Task goal:
Copy out all lines carrying the word "interessanti".

Data shown:
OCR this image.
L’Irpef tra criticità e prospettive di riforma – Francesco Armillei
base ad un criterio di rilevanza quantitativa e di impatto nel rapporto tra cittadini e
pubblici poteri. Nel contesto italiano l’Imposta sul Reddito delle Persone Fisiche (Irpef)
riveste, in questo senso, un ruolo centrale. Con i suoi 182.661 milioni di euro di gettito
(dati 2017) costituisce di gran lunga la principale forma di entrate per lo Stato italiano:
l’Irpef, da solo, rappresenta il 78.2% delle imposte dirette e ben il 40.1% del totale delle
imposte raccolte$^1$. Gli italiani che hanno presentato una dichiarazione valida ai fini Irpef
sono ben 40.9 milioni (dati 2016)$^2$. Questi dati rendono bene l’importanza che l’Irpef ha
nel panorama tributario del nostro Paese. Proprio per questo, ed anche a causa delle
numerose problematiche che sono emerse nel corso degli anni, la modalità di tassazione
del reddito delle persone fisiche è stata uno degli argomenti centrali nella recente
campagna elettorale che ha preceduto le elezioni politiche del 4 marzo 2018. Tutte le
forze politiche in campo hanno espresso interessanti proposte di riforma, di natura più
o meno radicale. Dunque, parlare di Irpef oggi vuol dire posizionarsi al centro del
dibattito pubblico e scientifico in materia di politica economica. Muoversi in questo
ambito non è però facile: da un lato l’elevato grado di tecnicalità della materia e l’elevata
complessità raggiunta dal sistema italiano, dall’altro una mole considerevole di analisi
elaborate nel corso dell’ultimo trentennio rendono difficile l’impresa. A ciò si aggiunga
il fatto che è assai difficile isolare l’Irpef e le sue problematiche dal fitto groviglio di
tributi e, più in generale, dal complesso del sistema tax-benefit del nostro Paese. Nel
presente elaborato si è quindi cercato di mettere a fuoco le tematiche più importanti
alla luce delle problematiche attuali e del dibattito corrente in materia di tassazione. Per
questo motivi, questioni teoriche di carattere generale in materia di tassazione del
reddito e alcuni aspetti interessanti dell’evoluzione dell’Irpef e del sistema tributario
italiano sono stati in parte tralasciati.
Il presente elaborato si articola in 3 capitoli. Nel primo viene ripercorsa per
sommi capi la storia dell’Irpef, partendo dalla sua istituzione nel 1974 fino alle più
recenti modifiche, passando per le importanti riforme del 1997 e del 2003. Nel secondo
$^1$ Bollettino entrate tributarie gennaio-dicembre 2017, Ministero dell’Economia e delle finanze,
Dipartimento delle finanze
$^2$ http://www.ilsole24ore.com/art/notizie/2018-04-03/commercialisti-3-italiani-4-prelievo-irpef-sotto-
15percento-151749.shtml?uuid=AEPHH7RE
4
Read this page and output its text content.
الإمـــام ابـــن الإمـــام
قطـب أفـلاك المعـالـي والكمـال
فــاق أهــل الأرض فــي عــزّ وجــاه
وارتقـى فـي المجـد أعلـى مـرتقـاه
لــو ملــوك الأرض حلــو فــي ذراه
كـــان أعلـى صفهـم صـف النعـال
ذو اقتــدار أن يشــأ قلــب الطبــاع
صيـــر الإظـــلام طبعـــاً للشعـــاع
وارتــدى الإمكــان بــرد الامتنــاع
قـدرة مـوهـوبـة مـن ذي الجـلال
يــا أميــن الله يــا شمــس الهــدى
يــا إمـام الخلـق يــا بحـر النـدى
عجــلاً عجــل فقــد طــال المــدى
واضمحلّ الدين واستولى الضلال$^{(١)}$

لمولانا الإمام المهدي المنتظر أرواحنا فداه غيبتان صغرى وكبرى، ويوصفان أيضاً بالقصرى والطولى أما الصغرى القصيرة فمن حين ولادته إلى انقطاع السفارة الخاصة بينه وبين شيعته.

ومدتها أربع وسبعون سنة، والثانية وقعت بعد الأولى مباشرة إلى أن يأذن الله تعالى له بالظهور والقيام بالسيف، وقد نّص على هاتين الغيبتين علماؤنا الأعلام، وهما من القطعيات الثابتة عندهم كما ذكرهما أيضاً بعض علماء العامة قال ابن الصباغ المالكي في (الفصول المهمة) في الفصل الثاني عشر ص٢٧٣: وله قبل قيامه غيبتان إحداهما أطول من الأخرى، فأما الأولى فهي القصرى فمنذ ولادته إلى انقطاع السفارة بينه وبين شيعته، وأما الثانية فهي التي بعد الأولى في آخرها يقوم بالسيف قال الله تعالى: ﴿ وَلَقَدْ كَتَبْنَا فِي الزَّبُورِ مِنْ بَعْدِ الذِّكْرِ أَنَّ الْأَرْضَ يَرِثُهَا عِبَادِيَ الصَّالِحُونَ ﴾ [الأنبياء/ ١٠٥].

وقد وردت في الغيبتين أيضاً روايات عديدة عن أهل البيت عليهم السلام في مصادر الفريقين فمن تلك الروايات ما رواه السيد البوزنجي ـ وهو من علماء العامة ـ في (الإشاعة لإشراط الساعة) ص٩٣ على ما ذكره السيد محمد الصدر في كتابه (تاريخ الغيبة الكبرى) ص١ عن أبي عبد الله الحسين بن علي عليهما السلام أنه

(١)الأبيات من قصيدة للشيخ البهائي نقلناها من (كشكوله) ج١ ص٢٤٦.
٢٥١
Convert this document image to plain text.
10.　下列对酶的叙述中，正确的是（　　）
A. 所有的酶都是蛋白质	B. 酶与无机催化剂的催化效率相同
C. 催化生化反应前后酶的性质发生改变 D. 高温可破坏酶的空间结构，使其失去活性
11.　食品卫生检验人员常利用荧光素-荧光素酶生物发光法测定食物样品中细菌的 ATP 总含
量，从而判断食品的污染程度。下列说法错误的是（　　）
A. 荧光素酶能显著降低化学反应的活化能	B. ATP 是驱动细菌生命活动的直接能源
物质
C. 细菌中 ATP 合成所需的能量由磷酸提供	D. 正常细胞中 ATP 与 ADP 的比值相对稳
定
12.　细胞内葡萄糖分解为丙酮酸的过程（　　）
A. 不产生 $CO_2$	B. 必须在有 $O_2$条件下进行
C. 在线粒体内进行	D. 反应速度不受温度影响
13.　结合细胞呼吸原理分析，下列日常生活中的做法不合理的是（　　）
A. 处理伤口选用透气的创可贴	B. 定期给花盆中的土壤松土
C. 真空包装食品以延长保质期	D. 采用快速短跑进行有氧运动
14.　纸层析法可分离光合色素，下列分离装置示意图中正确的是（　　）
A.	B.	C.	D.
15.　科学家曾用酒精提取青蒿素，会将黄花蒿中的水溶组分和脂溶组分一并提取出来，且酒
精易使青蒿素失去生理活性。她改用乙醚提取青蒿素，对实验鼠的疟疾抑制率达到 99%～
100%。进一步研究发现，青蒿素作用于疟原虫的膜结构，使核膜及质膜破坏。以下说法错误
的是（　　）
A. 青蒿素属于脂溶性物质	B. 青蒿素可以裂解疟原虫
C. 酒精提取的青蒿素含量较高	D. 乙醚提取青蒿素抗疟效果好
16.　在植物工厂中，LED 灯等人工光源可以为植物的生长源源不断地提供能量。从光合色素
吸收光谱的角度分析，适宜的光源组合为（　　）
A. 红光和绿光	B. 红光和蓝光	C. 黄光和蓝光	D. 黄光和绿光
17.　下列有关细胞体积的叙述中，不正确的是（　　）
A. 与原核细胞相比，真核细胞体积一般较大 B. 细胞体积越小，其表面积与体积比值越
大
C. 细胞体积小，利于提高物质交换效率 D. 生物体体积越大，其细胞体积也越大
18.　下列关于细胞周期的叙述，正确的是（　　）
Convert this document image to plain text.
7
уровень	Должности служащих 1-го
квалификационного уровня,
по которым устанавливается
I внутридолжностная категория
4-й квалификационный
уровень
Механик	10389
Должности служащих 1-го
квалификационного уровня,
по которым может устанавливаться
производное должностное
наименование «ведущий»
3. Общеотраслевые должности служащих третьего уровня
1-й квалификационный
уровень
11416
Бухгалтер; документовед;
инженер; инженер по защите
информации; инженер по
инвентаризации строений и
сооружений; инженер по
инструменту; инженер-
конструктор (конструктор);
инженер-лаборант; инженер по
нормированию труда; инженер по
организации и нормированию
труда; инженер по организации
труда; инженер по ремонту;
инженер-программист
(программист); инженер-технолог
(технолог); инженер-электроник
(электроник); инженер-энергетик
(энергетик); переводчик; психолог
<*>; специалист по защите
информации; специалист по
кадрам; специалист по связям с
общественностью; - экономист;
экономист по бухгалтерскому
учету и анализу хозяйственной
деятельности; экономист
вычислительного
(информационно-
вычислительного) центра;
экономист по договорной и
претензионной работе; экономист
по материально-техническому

Reply to the exercise:
forze politiche in campo hanno espresso interessanti proposte di riforma, di natura più
reddito e alcuni aspetti interessanti dell’evoluzione dell’Irpef e del sistema tributario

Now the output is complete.